§ **Aim of the task**:
In the permalink post, copy out the part that opens with the words containing "Permalink Problem. Now" and closes with "actually refers to.", substituting "the blogging software" for every "WordPress".

§ **Text section**:

----------------

It’s all good. And it’s spring. And tomorrow’s my birthday!

Permalink Problem. Now Pretty! Rudy and Bruce Videos.

Monday, March 19th, 2007

When I started this post, on March 19, 2007, many of the links on my blog were screwed up because I was blundering around trying to fix what I perceive as a problem with the way WordPress handles Permalinks—by default they use the “?p” method of labeling by post number instead of the more sensible “?m” method of labeling by dates. The bad thing about using post numbers instead of dates is that if a link stops working you can figure out what a date-containing link actually refers to.

But WordPress does have a “pretty permalink” option where you can use a nice format for the permalinks with year, month, day and post name. For instance, now that I’ve got this working (I am re-editing this post on March 21), this post has the pretty permalink https://www.rudyrucker.com/blog/2007/03/19/permalink-problem.

At first whenever I tried this, my site would go down. Finally I figured out that I needed to tell the genial and intrepid director of www.monkeybrains.net to put the Apache mod_rewrite service on my blog server. Those “pretty” directories don’t actually exist; mod_rewrite munges them into actual data-base code to pull the right posts out of the blog archive. Lightbulb?

Yawn, snore, hm? Is he still talking about code?

----------------

§ **Information provided**:
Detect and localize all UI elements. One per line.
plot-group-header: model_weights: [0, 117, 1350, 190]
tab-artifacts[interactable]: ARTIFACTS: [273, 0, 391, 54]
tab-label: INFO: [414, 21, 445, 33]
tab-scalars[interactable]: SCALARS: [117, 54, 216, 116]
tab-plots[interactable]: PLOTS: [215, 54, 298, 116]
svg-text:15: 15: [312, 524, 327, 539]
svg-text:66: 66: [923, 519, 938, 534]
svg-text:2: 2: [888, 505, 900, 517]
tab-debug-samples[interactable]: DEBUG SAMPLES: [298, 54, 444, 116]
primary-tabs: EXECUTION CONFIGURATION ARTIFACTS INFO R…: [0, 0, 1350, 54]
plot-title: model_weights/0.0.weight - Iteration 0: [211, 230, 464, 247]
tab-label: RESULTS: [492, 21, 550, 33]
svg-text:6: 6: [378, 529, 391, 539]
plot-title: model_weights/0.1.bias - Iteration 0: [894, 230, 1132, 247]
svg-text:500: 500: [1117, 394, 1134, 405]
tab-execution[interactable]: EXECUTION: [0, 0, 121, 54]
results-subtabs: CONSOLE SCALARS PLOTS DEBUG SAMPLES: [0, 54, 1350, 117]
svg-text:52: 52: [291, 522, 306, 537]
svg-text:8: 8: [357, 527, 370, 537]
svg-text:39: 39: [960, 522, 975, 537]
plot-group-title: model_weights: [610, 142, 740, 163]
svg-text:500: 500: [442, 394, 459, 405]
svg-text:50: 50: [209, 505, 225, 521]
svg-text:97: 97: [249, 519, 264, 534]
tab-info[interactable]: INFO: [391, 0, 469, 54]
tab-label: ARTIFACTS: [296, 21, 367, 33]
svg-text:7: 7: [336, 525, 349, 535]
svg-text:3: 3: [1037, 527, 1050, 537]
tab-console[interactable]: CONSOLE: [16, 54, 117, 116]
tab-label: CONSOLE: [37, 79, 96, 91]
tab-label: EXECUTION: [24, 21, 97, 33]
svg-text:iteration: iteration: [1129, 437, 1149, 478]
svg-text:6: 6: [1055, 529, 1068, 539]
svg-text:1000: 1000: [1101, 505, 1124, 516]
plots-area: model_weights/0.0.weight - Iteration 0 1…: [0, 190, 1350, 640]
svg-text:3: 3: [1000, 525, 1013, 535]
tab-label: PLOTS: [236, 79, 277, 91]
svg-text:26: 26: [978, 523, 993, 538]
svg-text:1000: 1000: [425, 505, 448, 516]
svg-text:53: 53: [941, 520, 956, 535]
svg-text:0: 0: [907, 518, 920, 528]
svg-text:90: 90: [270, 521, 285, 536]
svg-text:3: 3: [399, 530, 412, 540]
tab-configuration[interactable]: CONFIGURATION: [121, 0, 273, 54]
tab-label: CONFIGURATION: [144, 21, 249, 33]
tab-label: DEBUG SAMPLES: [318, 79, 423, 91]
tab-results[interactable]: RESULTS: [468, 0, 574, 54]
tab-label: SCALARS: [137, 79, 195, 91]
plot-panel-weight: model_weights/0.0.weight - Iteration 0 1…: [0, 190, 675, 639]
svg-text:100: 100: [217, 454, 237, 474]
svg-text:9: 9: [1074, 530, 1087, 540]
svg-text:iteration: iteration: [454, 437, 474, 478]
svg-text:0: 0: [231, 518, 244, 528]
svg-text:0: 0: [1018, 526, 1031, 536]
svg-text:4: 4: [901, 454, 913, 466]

----------------

§ **Answer section**:
Permalink Problem. Now Pretty! Rudy and Bruce Videos.

Monday, March 19th, 2007

When I started this post, on March 19, 2007, many of the links on my blog were screwed up because I was blundering around trying to fix what I perceive as a problem with the way the blogging software handles Permalinks—by default they use the “?p” method of labeling by post number instead of the more sensible “?m” method of labeling by dates. The bad thing about using post numbers instead of dates is that if a link stops working you can figure out what a date-containing link actually refers to.